> Data provided
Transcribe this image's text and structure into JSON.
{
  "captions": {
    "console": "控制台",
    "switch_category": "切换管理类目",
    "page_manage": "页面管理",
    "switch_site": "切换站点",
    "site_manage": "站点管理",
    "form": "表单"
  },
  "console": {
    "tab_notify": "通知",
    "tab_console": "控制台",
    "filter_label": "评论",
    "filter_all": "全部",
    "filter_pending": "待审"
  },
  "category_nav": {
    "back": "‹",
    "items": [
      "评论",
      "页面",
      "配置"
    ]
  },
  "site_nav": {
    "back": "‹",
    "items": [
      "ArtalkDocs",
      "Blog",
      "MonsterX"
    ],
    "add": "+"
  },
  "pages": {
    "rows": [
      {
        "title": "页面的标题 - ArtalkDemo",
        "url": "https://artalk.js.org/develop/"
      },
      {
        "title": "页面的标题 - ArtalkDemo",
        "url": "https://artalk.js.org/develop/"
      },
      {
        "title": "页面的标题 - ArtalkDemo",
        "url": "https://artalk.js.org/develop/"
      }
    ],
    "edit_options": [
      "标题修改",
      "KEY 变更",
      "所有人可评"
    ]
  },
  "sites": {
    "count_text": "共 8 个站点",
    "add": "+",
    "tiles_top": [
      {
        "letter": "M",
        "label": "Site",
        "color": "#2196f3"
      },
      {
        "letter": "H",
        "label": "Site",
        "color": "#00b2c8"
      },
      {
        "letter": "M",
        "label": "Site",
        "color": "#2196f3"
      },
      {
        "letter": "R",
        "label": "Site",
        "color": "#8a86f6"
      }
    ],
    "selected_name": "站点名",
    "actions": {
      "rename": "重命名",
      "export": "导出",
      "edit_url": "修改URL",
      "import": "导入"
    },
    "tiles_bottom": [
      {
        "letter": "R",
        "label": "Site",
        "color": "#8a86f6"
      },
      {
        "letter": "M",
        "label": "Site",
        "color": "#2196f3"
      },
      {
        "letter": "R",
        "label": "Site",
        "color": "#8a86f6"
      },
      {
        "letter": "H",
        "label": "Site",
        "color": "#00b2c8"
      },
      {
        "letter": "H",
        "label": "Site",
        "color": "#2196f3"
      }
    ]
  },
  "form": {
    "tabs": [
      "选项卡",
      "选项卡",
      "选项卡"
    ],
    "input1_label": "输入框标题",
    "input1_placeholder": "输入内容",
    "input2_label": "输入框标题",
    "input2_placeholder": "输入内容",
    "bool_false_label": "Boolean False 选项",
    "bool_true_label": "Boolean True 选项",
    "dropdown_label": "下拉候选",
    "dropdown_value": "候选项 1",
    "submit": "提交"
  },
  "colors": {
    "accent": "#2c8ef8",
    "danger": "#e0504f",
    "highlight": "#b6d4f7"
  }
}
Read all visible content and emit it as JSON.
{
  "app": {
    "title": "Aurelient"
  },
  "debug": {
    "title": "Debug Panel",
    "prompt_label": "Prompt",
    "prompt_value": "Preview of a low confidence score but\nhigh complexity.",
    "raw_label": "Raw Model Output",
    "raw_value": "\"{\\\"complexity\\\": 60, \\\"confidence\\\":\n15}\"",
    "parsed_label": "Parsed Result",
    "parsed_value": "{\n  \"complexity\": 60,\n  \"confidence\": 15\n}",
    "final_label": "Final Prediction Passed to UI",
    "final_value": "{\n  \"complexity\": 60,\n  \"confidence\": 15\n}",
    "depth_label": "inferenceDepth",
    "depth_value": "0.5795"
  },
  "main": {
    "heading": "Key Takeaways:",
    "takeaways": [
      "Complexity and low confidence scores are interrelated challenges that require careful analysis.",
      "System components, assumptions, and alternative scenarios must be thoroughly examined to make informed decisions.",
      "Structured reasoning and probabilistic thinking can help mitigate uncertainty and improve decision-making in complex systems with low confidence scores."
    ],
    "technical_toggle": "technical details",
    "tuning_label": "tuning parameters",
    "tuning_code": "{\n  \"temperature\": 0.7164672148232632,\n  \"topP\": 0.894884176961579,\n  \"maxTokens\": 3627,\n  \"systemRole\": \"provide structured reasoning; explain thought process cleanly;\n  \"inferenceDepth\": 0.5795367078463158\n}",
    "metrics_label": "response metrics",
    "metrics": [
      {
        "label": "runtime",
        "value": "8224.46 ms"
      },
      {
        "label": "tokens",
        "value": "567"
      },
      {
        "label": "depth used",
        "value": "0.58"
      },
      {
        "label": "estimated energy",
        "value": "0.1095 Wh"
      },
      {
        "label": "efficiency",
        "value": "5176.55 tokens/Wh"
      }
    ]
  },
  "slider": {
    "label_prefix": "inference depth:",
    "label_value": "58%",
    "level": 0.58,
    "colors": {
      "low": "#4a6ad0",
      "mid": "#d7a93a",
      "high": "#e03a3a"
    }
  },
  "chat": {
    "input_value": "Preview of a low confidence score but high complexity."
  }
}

> What you need to do
Copy every record exactly, with nothing added or dropped.

> Reply
Transcribe this image's text and structure into JSON.
{
  "captions": {
    "console": "控制台",
    "switch_category": "切换管理类目",
    "page_manage": "页面管理",
    "switch_site": "切换站点",
    "site_manage": "站点管理",
    "form": "表单"
  },
  "console": {
    "tab_notify": "通知",
    "tab_console": "控制台",
    "filter_label": "评论",
    "filter_all": "全部",
    "filter_pending": "待审"
  },
  "category_nav": {
    "back": "‹",
    "items": [
      "评论",
      "页面",
      "配置"
    ]
  },
  "site_nav": {
    "back": "‹",
    "items": [
      "ArtalkDocs",
      "Blog",
      "MonsterX"
    ],
    "add": "+"
  },
  "pages": {
    "rows": [
      {
        "title": "页面的标题 - ArtalkDemo",
        "url": "https://artalk.js.org/develop/"
      },
      {
        "title": "页面的标题 - ArtalkDemo",
        "url": "https://artalk.js.org/develop/"
      },
      {
        "title": "页面的标题 - ArtalkDemo",
        "url": "https://artalk.js.org/develop/"
      }
    ],
    "edit_options": [
      "标题修改",
      "KEY 变更",
      "所有人可评"
    ]
  },
  "sites": {
    "count_text": "共 8 个站点",
    "add": "+",
    "tiles_top": [
      {
        "letter": "M",
        "label": "Site",
        "color": "#2196f3"
      },
      {
        "letter": "H",
        "label": "Site",
        "color": "#00b2c8"
      },
      {
        "letter": "M",
        "label": "Site",
        "color": "#2196f3"
      },
      {
        "letter": "R",
        "label": "Site",
        "color": "#8a86f6"
      }
    ],
    "selected_name": "站点名",
    "actions": {
      "rename": "重命名",
      "export": "导出",
      "edit_url": "修改URL",
      "import": "导入"
    },
    "tiles_bottom": [
      {
        "letter": "R",
        "label": "Site",
        "color": "#8a86f6"
      },
      {
        "letter": "M",
        "label": "Site",
        "color": "#2196f3"
      },
      {
        "letter": "R",
        "label": "Site",
        "color": "#8a86f6"
      },
      {
        "letter": "H",
        "label": "Site",
        "color": "#00b2c8"
      },
      {
        "letter": "H",
        "label": "Site",
        "color": "#2196f3"
      }
    ]
  },
  "form": {
    "tabs": [
      "选项卡",
      "选项卡",
      "选项卡"
    ],
    "input1_label": "输入框标题",
    "input1_placeholder": "输入内容",
    "input2_label": "输入框标题",
    "input2_placeholder": "输入内容",
    "bool_false_label": "Boolean False 选项",
    "bool_true_label": "Boolean True 选项",
    "dropdown_label": "下拉候选",
    "dropdown_value": "候选项 1",
    "submit": "提交"
  },
  "colors": {
    "accent": "#2c8ef8",
    "danger": "#e0504f",
    "highlight": "#b6d4f7"
  }
}
Read all visible content and emit it as JSON.
{
  "app": {
    "title": "Aurelient"
  },
  "debug": {
    "title": "Debug Panel",
    "prompt_label": "Prompt",
    "prompt_value": "Preview of a low confidence score but\nhigh complexity.",
    "raw_label": "Raw Model Output",
    "raw_value": "\"{\\\"complexity\\\": 60, \\\"confidence\\\":\n15}\"",
    "parsed_label": "Parsed Result",
    "parsed_value": "{\n  \"complexity\": 60,\n  \"confidence\": 15\n}",
    "final_label": "Final Prediction Passed to UI",
    "final_value": "{\n  \"complexity\": 60,\n  \"confidence\": 15\n}",
    "depth_label": "inferenceDepth",
    "depth_value": "0.5795"
  },
  "main": {
    "heading": "Key Takeaways:",
    "takeaways": [
      "Complexity and low confidence scores are interrelated challenges that require careful analysis.",
      "System components, assumptions, and alternative scenarios must be thoroughly examined to make informed decisions.",
      "Structured reasoning and probabilistic thinking can help mitigate uncertainty and improve decision-making in complex systems with low confidence scores."
    ],
    "technical_toggle": "technical details",
    "tuning_label": "tuning parameters",
    "tuning_code": "{\n  \"temperature\": 0.7164672148232632,\n  \"topP\": 0.894884176961579,\n  \"maxTokens\": 3627,\n  \"systemRole\": \"provide structured reasoning; explain thought process cleanly;\n  \"inferenceDepth\": 0.5795367078463158\n}",
    "metrics_label": "response metrics",
    "metrics": [
      {
        "label": "runtime",
        "value": "8224.46 ms"
      },
      {
        "label": "tokens",
        "value": "567"
      },
      {
        "label": "depth used",
        "value": "0.58"
      },
      {
        "label": "estimated energy",
        "value": "0.1095 Wh"
      },
      {
        "label": "efficiency",
        "value": "5176.55 tokens/Wh"
      }
    ]
  },
  "slider": {
    "label_prefix": "inference depth:",
    "label_value": "58%",
    "level": 0.58,
    "colors": {
      "low": "#4a6ad0",
      "mid": "#d7a93a",
      "high": "#e03a3a"
    }
  },
  "chat": {
    "input_value": "Preview of a low confidence score but high complexity."
  }
}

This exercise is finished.